▶ **What is being asked**
Reproduce the following records exactly from the line containing "Read out every word on this page." onward, ending with the last line and including it.

<<<<

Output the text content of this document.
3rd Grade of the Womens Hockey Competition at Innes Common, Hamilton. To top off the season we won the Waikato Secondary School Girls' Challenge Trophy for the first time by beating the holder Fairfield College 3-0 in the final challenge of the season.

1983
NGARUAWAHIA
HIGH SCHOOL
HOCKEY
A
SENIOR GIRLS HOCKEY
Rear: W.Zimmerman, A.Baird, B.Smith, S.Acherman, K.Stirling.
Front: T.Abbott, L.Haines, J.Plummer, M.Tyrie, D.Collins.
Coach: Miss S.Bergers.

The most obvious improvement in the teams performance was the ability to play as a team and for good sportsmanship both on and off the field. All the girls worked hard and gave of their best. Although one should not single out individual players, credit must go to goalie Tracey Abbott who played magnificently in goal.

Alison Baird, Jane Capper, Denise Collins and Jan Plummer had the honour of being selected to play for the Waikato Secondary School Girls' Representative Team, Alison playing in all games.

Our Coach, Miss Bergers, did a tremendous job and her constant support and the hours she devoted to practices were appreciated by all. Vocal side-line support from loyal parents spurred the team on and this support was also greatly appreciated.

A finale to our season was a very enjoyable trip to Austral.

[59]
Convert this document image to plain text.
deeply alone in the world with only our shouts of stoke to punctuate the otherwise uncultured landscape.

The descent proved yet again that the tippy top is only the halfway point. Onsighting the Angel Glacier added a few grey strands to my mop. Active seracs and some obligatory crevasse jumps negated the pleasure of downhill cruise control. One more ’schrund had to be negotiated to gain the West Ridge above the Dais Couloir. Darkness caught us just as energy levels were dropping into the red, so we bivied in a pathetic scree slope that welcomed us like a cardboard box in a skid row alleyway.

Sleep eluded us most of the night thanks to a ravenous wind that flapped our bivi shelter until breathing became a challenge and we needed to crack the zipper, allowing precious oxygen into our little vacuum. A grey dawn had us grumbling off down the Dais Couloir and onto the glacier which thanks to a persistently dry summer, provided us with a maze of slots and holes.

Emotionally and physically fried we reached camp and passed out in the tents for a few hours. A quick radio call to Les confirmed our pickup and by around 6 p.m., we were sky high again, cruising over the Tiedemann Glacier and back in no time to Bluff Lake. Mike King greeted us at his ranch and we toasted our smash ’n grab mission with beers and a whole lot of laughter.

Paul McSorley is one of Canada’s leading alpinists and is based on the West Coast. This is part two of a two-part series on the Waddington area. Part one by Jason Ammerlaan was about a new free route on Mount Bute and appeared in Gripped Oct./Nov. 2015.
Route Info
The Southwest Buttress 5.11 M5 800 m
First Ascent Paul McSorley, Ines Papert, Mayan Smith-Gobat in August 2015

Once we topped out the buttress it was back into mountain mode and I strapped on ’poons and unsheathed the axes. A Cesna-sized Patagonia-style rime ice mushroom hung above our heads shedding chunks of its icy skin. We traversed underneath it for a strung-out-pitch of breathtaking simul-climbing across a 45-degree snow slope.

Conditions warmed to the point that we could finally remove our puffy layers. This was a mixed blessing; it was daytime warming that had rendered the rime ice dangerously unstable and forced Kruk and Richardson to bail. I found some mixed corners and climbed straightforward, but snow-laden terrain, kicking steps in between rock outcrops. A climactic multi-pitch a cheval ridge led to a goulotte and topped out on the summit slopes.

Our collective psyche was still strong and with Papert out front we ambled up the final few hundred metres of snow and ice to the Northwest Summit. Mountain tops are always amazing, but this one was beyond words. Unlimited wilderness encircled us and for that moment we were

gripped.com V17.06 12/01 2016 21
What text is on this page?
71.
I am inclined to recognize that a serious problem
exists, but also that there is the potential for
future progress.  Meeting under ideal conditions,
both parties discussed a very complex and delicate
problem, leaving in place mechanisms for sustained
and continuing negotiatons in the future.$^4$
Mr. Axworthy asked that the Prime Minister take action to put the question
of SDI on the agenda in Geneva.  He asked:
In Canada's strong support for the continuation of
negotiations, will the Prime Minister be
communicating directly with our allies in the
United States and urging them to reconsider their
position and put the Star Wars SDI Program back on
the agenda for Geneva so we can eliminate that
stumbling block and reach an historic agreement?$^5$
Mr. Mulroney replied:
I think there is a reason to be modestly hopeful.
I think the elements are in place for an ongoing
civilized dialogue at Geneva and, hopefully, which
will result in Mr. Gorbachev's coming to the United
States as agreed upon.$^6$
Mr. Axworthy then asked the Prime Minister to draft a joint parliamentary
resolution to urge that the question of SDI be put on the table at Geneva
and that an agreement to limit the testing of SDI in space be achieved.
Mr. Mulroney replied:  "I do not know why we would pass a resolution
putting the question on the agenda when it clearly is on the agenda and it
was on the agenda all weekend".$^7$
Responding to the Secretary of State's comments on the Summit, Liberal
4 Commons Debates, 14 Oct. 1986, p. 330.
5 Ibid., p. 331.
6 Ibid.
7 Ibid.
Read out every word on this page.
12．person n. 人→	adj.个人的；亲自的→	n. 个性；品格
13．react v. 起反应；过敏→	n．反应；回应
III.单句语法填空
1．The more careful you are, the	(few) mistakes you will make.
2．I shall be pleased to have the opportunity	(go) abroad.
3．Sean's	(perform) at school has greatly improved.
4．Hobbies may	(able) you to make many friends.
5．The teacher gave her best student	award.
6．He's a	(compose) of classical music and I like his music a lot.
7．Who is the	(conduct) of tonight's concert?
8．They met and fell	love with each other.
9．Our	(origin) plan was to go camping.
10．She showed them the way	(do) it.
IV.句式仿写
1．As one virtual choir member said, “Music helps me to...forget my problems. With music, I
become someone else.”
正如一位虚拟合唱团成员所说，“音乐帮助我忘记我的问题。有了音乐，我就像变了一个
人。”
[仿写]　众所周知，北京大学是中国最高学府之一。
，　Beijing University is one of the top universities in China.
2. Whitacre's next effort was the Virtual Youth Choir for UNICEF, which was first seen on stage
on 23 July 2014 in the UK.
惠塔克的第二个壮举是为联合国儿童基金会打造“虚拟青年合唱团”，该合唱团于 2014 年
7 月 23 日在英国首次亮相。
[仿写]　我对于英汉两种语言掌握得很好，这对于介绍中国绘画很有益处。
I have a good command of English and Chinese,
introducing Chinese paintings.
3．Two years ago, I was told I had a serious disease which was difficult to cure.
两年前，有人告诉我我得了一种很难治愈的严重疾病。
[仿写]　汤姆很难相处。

>>>>

▶ **Full solution**
Read out every word on this page.
12．person n. 人→	adj.个人的；亲自的→	n. 个性；品格
13．react v. 起反应；过敏→	n．反应；回应
III.单句语法填空
1．The more careful you are, the	(few) mistakes you will make.
2．I shall be pleased to have the opportunity	(go) abroad.
3．Sean's	(perform) at school has greatly improved.
4．Hobbies may	(able) you to make many friends.
5．The teacher gave her best student	award.
6．He's a	(compose) of classical music and I like his music a lot.
7．Who is the	(conduct) of tonight's concert?
8．They met and fell	love with each other.
9．Our	(origin) plan was to go camping.
10．She showed them the way	(do) it.
IV.句式仿写
1．As one virtual choir member said, “Music helps me to...forget my problems. With music, I
become someone else.”
正如一位虚拟合唱团成员所说，“音乐帮助我忘记我的问题。有了音乐，我就像变了一个
人。”
[仿写]　众所周知，北京大学是中国最高学府之一。
，　Beijing University is one of the top universities in China.
2. Whitacre's next effort was the Virtual Youth Choir for UNICEF, which was first seen on stage
on 23 July 2014 in the UK.
惠塔克的第二个壮举是为联合国儿童基金会打造“虚拟青年合唱团”，该合唱团于 2014 年
7 月 23 日在英国首次亮相。
[仿写]　我对于英汉两种语言掌握得很好，这对于介绍中国绘画很有益处。
I have a good command of English and Chinese,
introducing Chinese paintings.
3．Two years ago, I was told I had a serious disease which was difficult to cure.
两年前，有人告诉我我得了一种很难治愈的严重疾病。
[仿写]　汤姆很难相处。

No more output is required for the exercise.